┏━━

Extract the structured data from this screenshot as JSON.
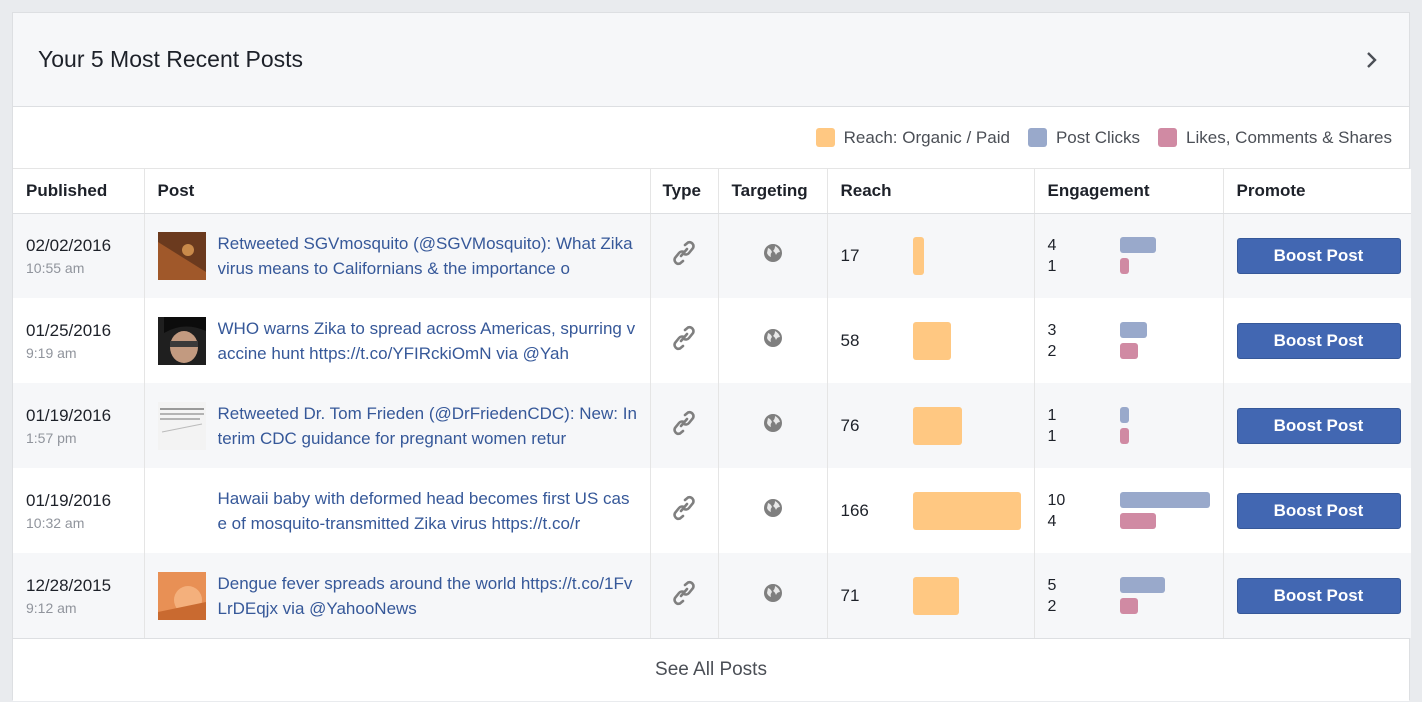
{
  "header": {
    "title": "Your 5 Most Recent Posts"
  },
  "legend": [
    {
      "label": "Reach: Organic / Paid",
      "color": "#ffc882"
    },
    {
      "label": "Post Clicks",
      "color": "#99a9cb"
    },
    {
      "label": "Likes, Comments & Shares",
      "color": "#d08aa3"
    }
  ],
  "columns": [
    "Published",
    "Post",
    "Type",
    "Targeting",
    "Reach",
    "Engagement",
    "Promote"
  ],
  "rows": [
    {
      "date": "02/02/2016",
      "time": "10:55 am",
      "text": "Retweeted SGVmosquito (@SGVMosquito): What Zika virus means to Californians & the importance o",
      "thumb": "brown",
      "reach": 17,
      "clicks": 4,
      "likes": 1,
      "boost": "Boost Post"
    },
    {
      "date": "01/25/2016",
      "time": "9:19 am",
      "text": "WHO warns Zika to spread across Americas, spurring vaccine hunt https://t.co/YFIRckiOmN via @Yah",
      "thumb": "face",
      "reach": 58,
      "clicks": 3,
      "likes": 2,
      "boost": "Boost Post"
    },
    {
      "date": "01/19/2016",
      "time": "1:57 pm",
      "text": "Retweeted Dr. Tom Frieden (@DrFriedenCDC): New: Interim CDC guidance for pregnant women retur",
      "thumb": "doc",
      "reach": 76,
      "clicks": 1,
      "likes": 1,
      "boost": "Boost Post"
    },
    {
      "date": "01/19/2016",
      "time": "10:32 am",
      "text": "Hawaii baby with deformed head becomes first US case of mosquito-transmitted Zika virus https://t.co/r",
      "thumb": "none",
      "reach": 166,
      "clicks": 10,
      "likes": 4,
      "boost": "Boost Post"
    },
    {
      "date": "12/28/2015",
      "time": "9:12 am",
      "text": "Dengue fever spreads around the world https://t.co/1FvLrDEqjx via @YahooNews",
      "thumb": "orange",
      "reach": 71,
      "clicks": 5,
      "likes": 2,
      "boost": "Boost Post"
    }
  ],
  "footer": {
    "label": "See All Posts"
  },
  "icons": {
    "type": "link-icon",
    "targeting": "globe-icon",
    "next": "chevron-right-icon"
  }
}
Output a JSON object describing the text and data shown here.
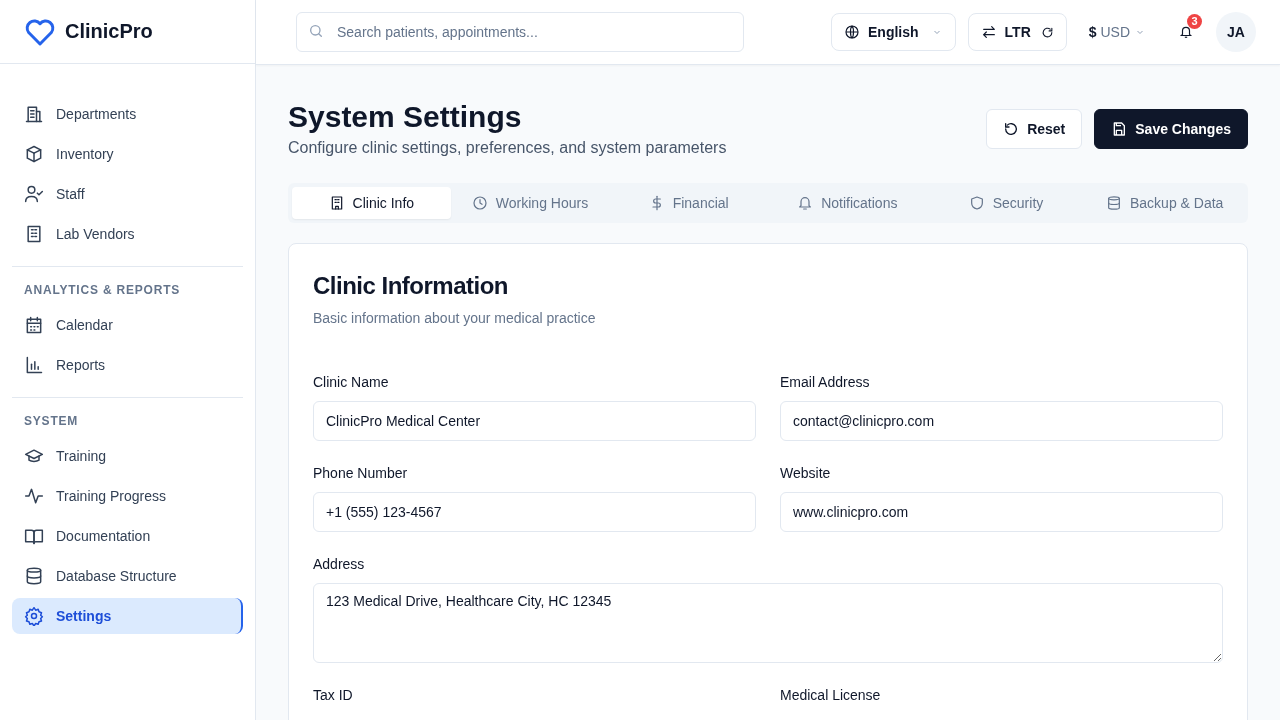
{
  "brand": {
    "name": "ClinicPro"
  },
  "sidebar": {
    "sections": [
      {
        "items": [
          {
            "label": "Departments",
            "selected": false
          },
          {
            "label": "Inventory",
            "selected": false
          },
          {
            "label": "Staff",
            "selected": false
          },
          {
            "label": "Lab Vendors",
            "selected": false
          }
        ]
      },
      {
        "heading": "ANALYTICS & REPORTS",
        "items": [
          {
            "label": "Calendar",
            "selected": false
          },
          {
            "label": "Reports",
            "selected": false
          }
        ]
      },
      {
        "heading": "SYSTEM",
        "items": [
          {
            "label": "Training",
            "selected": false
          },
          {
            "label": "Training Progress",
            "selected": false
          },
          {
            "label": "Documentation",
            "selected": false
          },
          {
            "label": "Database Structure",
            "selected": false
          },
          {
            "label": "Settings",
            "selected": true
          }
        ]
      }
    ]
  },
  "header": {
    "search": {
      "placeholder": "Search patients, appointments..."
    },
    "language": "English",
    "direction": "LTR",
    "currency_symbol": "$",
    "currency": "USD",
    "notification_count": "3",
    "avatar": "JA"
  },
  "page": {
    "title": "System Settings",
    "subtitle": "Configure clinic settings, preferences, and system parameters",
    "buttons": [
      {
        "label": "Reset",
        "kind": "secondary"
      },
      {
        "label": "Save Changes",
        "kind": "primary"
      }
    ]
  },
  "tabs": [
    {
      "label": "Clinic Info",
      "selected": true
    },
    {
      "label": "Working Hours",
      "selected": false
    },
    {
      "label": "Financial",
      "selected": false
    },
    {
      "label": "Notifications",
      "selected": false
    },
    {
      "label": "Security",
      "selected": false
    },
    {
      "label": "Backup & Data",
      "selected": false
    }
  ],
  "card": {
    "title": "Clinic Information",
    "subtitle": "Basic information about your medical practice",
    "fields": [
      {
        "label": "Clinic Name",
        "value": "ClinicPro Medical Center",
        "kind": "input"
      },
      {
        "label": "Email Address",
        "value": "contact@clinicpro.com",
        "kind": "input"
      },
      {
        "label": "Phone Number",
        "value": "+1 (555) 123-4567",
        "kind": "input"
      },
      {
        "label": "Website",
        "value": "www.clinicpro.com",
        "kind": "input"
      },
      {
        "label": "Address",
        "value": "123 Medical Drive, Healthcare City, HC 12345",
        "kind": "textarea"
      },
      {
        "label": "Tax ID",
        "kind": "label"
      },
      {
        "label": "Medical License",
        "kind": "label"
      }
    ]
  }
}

┗━━

**WORK TO COMPLETE**
Your answer should consist only of the number of lines in the entries above that include "virus".

**WRITTEN ANSWER**
2